* START Listed records *

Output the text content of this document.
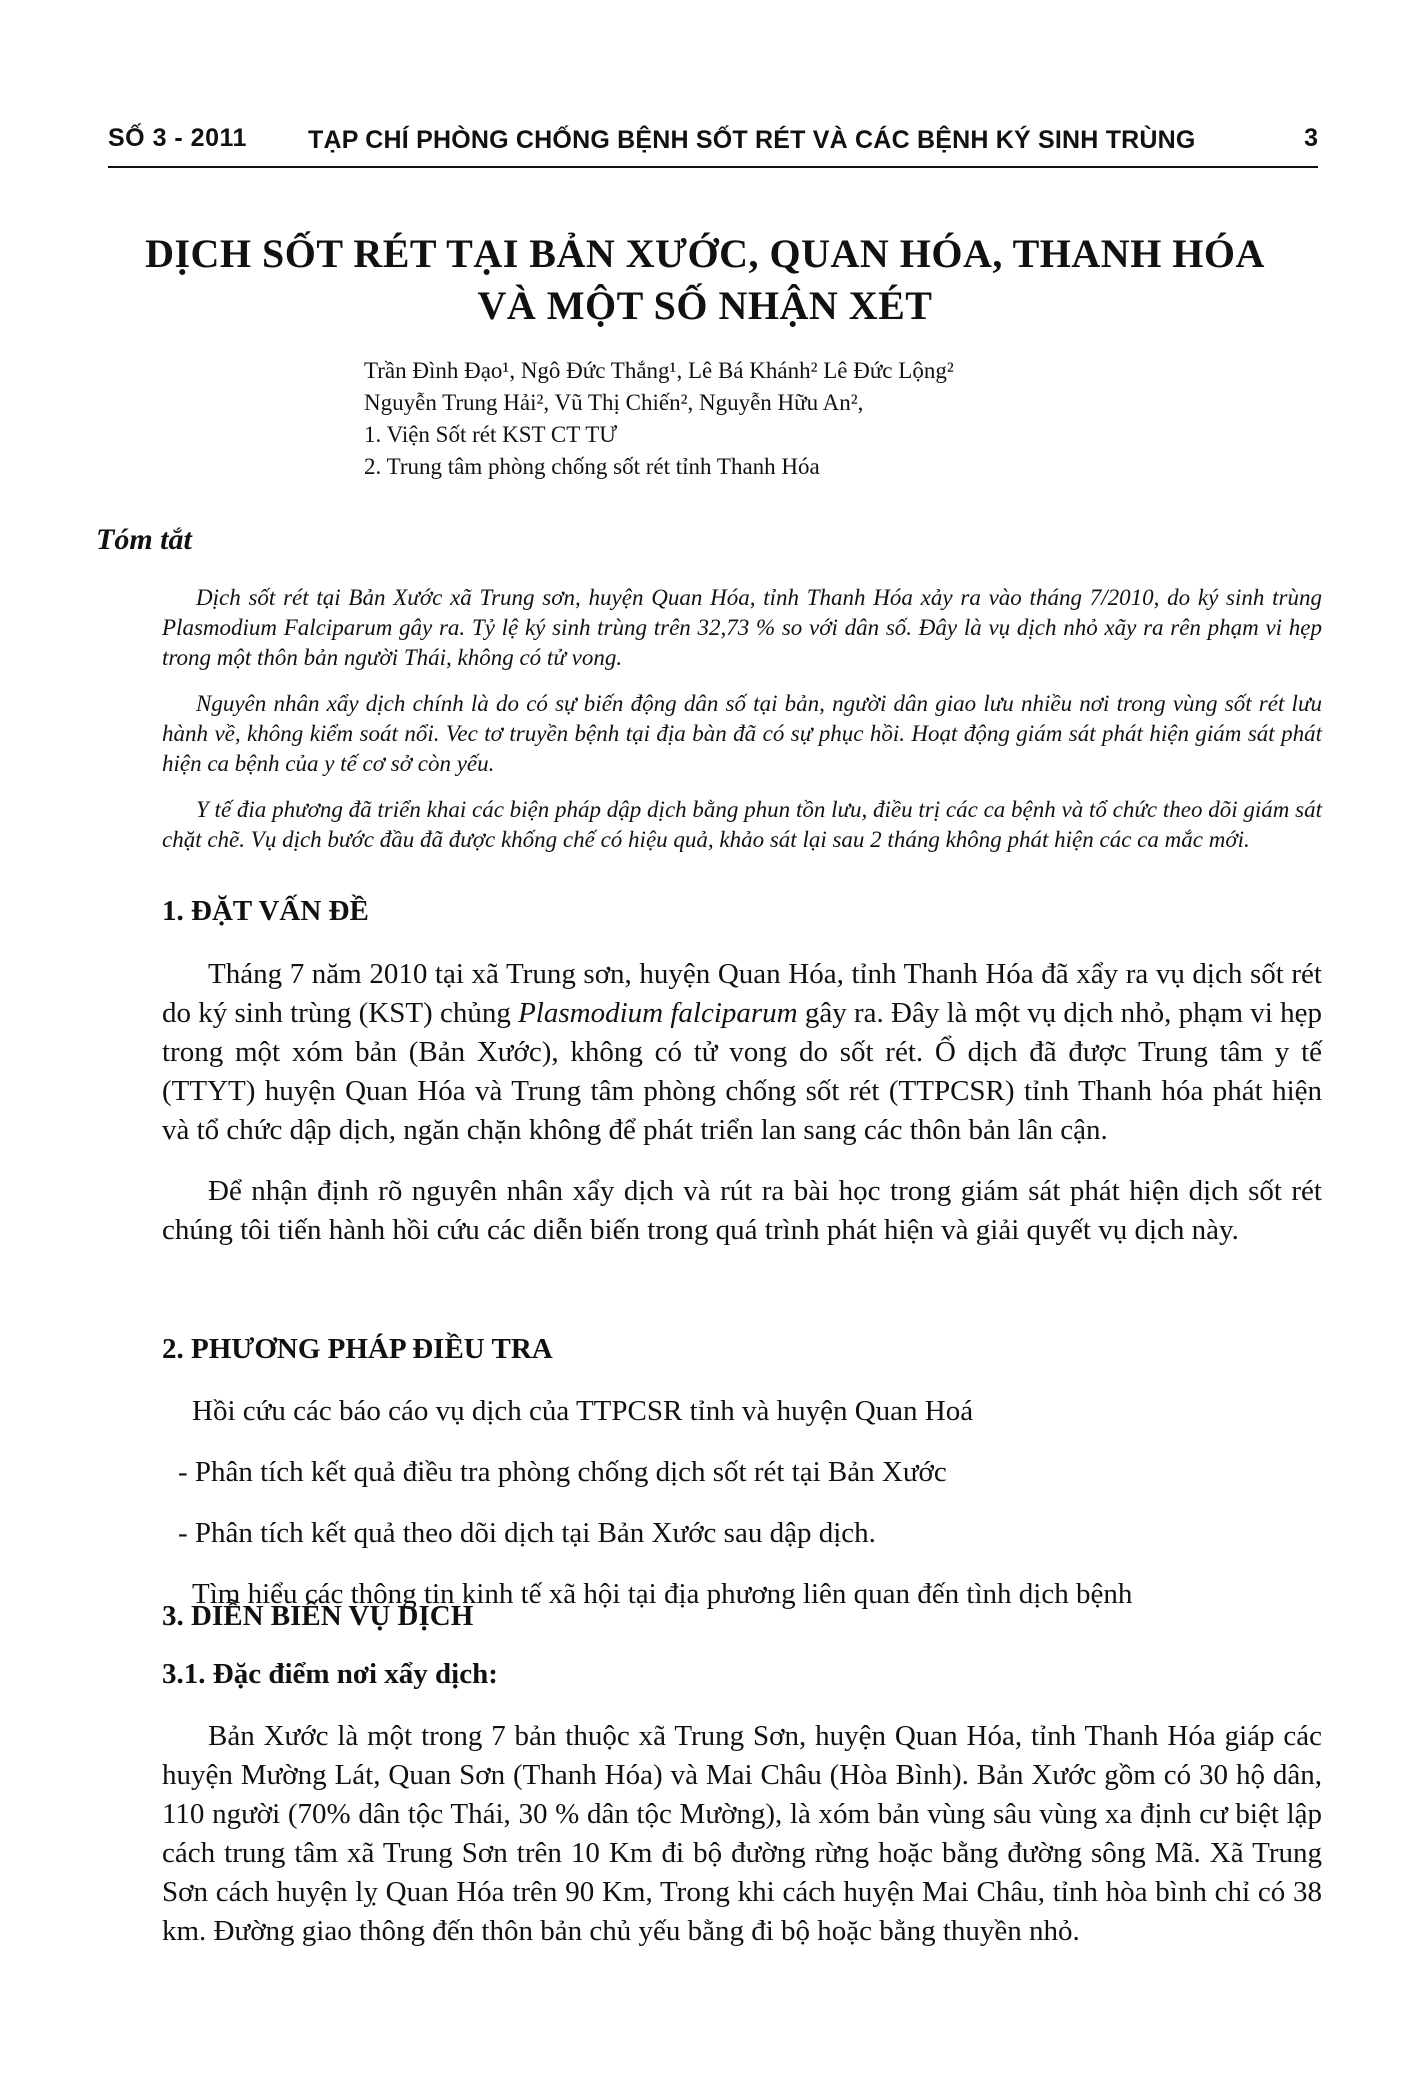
SỐ 3 - 2011 TẠP CHÍ PHÒNG CHỐNG BỆNH SỐT RÉT VÀ CÁC BỆNH KÝ SINH TRÙNG	3
DỊCH SỐT RÉT TẠI BẢN XƯỚC, QUAN HÓA, THANH HÓA
VÀ MỘT SỐ NHẬN XÉT
Trần Đình Đạo¹, Ngô Đức Thắng¹, Lê Bá Khánh² Lê Đức Lộng²
Nguyễn Trung Hải², Vũ Thị Chiến², Nguyễn Hữu An²,
1. Viện Sốt rét KST CT TƯ
2. Trung tâm phòng chống sốt rét tỉnh Thanh Hóa
Tóm tắt

Dịch sốt rét tại Bản Xước xã Trung sơn, huyện Quan Hóa, tỉnh Thanh Hóa xảy ra vào tháng 7/2010, do ký sinh trùng Plasmodium Falciparum gây ra. Tỷ lệ ký sinh trùng trên 32,73 % so với dân số. Đây là vụ dịch nhỏ xãy ra rên phạm vi hẹp trong một thôn bản người Thái, không có tử vong.

Nguyên nhân xẩy dịch chính là do có sự biến động dân số tại bản, người dân giao lưu nhiều nơi trong vùng sốt rét lưu hành về, không kiểm soát nổi. Vec tơ truyền bệnh tại địa bàn đã có sự phục hồi. Hoạt động giám sát phát hiện giám sát phát hiện ca bệnh của y tế cơ sở còn yếu.

Y tế đia phương đã triển khai các biện pháp dập dịch bằng phun tồn lưu, điều trị các ca bệnh và tổ chức theo dõi giám sát chặt chẽ. Vụ dịch bước đầu đã được khống chế có hiệu quả, khảo sát lại sau 2 tháng không phát hiện các ca mắc mới.

1. ĐẶT VẤN ĐỀ

Tháng 7 năm 2010 tại xã Trung sơn, huyện Quan Hóa, tỉnh Thanh Hóa đã xẩy ra vụ dịch sốt rét do ký sinh trùng (KST) chủng Plasmodium falciparum gây ra. Đây là một vụ dịch nhỏ, phạm vi hẹp trong một xóm bản (Bản Xước), không có tử vong do sốt rét. Ổ dịch đã được Trung tâm y tế (TTYT) huyện Quan Hóa và Trung tâm phòng chống sốt rét (TTPCSR) tỉnh Thanh hóa phát hiện và tổ chức dập dịch, ngăn chặn không để phát triển lan sang các thôn bản lân cận.

Để nhận định rõ nguyên nhân xẩy dịch và rút ra bài học trong giám sát phát hiện dịch sốt rét chúng tôi tiến hành hồi cứu các diễn biến trong quá trình phát hiện và giải quyết vụ dịch này.

2. PHƯƠNG PHÁP ĐIỀU TRA
Hồi cứu các báo cáo vụ dịch của TTPCSR tỉnh và huyện Quan Hoá
- Phân tích kết quả điều tra phòng chống dịch sốt rét tại Bản Xước
- Phân tích kết quả theo dõi dịch tại Bản Xước sau dập dịch.
Tìm hiểu các thông tin kinh tế xã hội tại địa phương liên quan đến tình dịch bệnh
3. DIỄN BIẾN VỤ DỊCH
3.1. Đặc điểm nơi xẩy dịch:

Bản Xước là một trong 7 bản thuộc xã Trung Sơn, huyện Quan Hóa, tỉnh Thanh Hóa giáp các huyện Mường Lát, Quan Sơn (Thanh Hóa) và Mai Châu (Hòa Bình). Bản Xước gồm có 30 hộ dân, 110 người (70% dân tộc Thái, 30 % dân tộc Mường), là xóm bản vùng sâu vùng xa định cư biệt lập cách trung tâm xã Trung Sơn trên 10 Km đi bộ đường rừng hoặc bằng đường sông Mã. Xã Trung Sơn cách huyện lỵ Quan Hóa trên 90 Km, Trong khi cách huyện Mai Châu, tỉnh hòa bình chỉ có 38 km. Đường giao thông đến thôn bản chủ yếu bằng đi bộ hoặc bằng thuyền nhỏ.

* END Listed records *

### The exercise
Copy all the lines above that hold the string "phát".

### Solution
Nguyên nhân xẩy dịch chính là do có sự biến động dân số tại bản, người dân giao lưu nhiều nơi trong vùng sốt rét lưu hành về, không kiểm soát nổi. Vec tơ truyền bệnh tại địa bàn đã có sự phục hồi. Hoạt động giám sát phát hiện giám sát phát hiện ca bệnh của y tế cơ sở còn yếu.
Y tế đia phương đã triển khai các biện pháp dập dịch bằng phun tồn lưu, điều trị các ca bệnh và tổ chức theo dõi giám sát chặt chẽ. Vụ dịch bước đầu đã được khống chế có hiệu quả, khảo sát lại sau 2 tháng không phát hiện các ca mắc mới.
Tháng 7 năm 2010 tại xã Trung sơn, huyện Quan Hóa, tỉnh Thanh Hóa đã xẩy ra vụ dịch sốt rét do ký sinh trùng (KST) chủng Plasmodium falciparum gây ra. Đây là một vụ dịch nhỏ, phạm vi hẹp trong một xóm bản (Bản Xước), không có tử vong do sốt rét. Ổ dịch đã được Trung tâm y tế (TTYT) huyện Quan Hóa và Trung tâm phòng chống sốt rét (TTPCSR) tỉnh Thanh hóa phát hiện và tổ chức dập dịch, ngăn chặn không để phát triển lan sang các thôn bản lân cận.
Để nhận định rõ nguyên nhân xẩy dịch và rút ra bài học trong giám sát phát hiện dịch sốt rét chúng tôi tiến hành hồi cứu các diễn biến trong quá trình phát hiện và giải quyết vụ dịch này.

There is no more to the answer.